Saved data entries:

"""

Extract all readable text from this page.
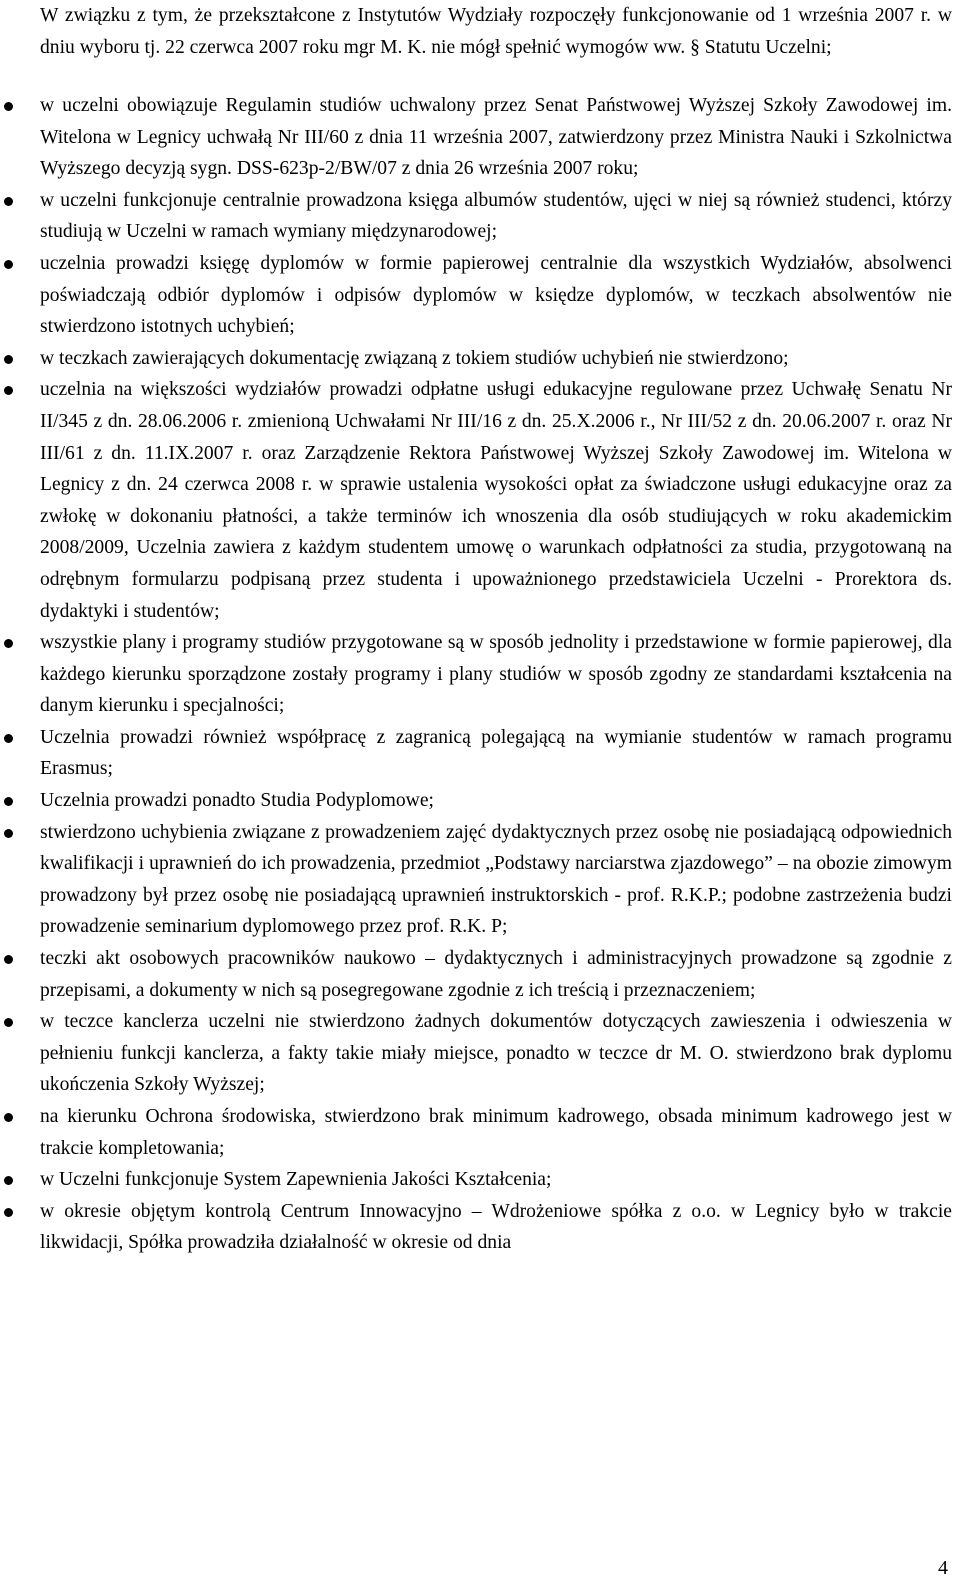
W związku z tym, że przekształcone z Instytutów Wydziały rozpoczęły funkcjonowanie od 1 września 2007 r. w dniu wyboru tj. 22 czerwca 2007 roku mgr M. K. nie mógł spełnić wymogów ww. § Statutu Uczelni;

w uczelni obowiązuje Regulamin studiów uchwalony przez Senat Państwowej Wyższej Szkoły Zawodowej im. Witelona w Legnicy uchwałą Nr III/60 z dnia 11 września 2007, zatwierdzony przez Ministra Nauki i Szkolnictwa Wyższego decyzją sygn. DSS-623p-2/BW/07 z dnia 26 września 2007 roku;
w uczelni funkcjonuje centralnie prowadzona księga albumów studentów, ujęci w niej są również studenci, którzy studiują w Uczelni w ramach wymiany międzynarodowej;
uczelnia prowadzi księgę dyplomów w formie papierowej centralnie dla wszystkich Wydziałów, absolwenci poświadczają odbiór dyplomów i odpisów dyplomów w księdze dyplomów, w teczkach absolwentów nie stwierdzono istotnych uchybień;
w teczkach zawierających dokumentację związaną z tokiem studiów uchybień nie stwierdzono;
uczelnia na większości wydziałów prowadzi odpłatne usługi edukacyjne regulowane przez Uchwałę Senatu Nr II/345 z dn. 28.06.2006 r. zmienioną Uchwałami Nr III/16 z dn. 25.X.2006 r., Nr III/52 z dn. 20.06.2007 r. oraz Nr III/61 z dn. 11.IX.2007 r. oraz Zarządzenie Rektora Państwowej Wyższej Szkoły Zawodowej im. Witelona w Legnicy z dn. 24 czerwca 2008 r. w sprawie ustalenia wysokości opłat za świadczone usługi edukacyjne oraz za zwłokę w dokonaniu płatności, a także terminów ich wnoszenia dla osób studiujących w roku akademickim 2008/2009, Uczelnia zawiera z każdym studentem umowę o warunkach odpłatności za studia, przygotowaną na odrębnym formularzu podpisaną przez studenta i upoważnionego przedstawiciela Uczelni - Prorektora ds. dydaktyki i studentów;
wszystkie plany i programy studiów przygotowane są w sposób jednolity i przedstawione w formie papierowej, dla każdego kierunku sporządzone zostały programy i plany studiów w sposób zgodny ze standardami kształcenia na danym kierunku i specjalności;
Uczelnia prowadzi również współpracę z zagranicą polegającą na wymianie studentów w ramach programu Erasmus;
Uczelnia prowadzi ponadto Studia Podyplomowe;
stwierdzono uchybienia związane z prowadzeniem zajęć dydaktycznych przez osobę nie posiadającą odpowiednich kwalifikacji i uprawnień do ich prowadzenia, przedmiot „Podstawy narciarstwa zjazdowego” – na obozie zimowym prowadzony był przez osobę nie posiadającą uprawnień instruktorskich - prof. R.K.P.; podobne zastrzeżenia budzi prowadzenie seminarium dyplomowego przez prof. R.K. P;
teczki akt osobowych pracowników naukowo – dydaktycznych i administracyjnych prowadzone są zgodnie z przepisami, a dokumenty w nich są posegregowane zgodnie z ich treścią i przeznaczeniem;
w teczce kanclerza uczelni nie stwierdzono żadnych dokumentów dotyczących zawieszenia i odwieszenia w pełnieniu funkcji kanclerza, a fakty takie miały miejsce, ponadto w teczce dr M. O. stwierdzono brak dyplomu ukończenia Szkoły Wyższej;
na kierunku Ochrona środowiska, stwierdzono brak minimum kadrowego, obsada minimum kadrowego jest w trakcie kompletowania;
w Uczelni funkcjonuje System Zapewnienia Jakości Kształcenia;
w okresie objętym kontrolą Centrum Innowacyjno – Wdrożeniowe spółka z o.o. w Legnicy było w trakcie likwidacji, Spółka prowadziła działalność w okresie od dnia
4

"""

WHAT YOU SHOULD DO: Pull out every line in the material above where "brak" occurs.

ANSWER IN FULL:
w teczce kanclerza uczelni nie stwierdzono żadnych dokumentów dotyczących zawieszenia i odwieszenia w pełnieniu funkcji kanclerza, a fakty takie miały miejsce, ponadto w teczce dr M. O. stwierdzono brak dyplomu ukończenia Szkoły Wyższej;
na kierunku Ochrona środowiska, stwierdzono brak minimum kadrowego, obsada minimum kadrowego jest w trakcie kompletowania;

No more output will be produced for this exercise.